Objectif de la tâche:
Reformulez sous forme de liste le paragraphe de l'extrait qui commence par « Fidelma, très belle », en gardant ses faits principaux.

Extrait choisi:

Edna O’Brien sait depuis « Les filles de la campagne », paru en 1962, nous raconter l’Irlande et ses habitants. Elle a cette fois-ci légèrement déplacé son sujet et elle le fait d’une manière remarquable.
Dans une toute petite ville irlandaise, la vie s’écoule paisiblement voire de façon ennuyeuse pour ses quelques habitants, les habitués du pub, le prêtre et les quatre nonnes.
Ce bel équilibre va être perturbé par l’arrivée d’un mystérieux inconnu qui se dit médecin guérisseur et décide de s’installer à Cloonoila. Son allure (barbu, avec un long manteau noir et des gants blancs) et son charisme ont vite fait de charmer les dames du village. qui reviennent toutes émoustillées de ses consultations.
Fidelma, très belle et mariée à un homme beaucoup plus âgé, se désespère de ne pas retomber enceinte après deux fausses-couches. Elle aussi ira consulter le docteur Vladimir pour lequel elle ressent une attirance très forte. Elle finira même par le persuader de devenir son amant pour être à nouveau enceinte.
Vous l’aurez compris, le Dr Vladimir est devenu la coqueluche de toute la ville. A quelques kilomètres de là se trouve un château hôtel-restaurant où travaille un jeune homme, Mujo, quasi-muet depuis qu’il a réchappé aux massacres dans sa ville d’origine, Sarajevo.

Données sources:
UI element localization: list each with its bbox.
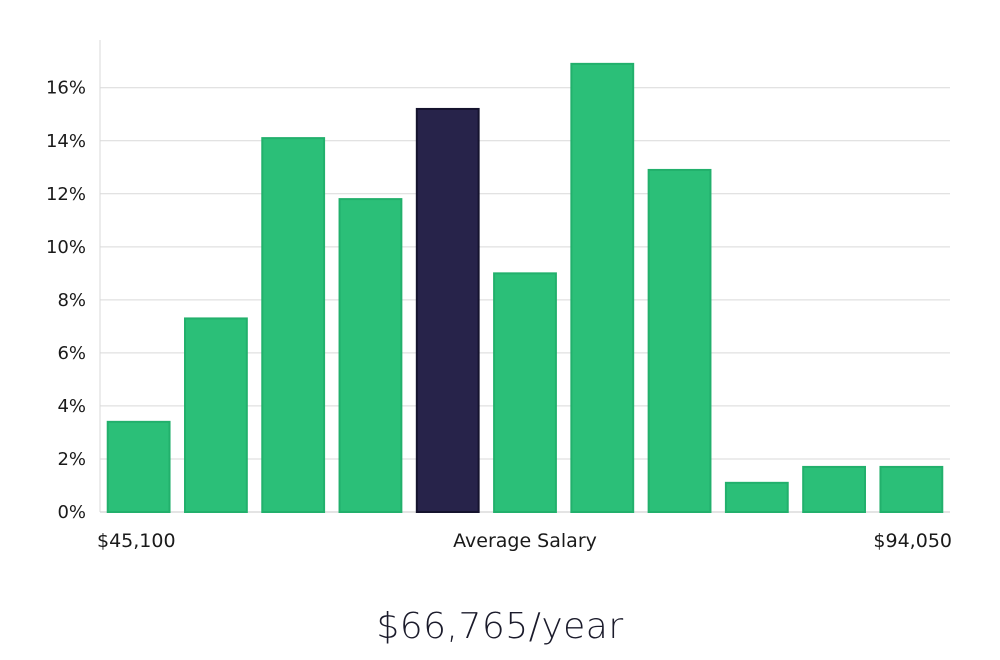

Réponse à l'exercice:
- Fidelma, très belle, est mariée à un homme beaucoup plus âgé.
- Après deux fausses-couches, elle désespère de ne pas retomber enceinte.
- Elle aussi consulte le docteur Vladimir, qui l'attire très fortement.
- Elle finit par le persuader de devenir son amant pour être à nouveau enceinte.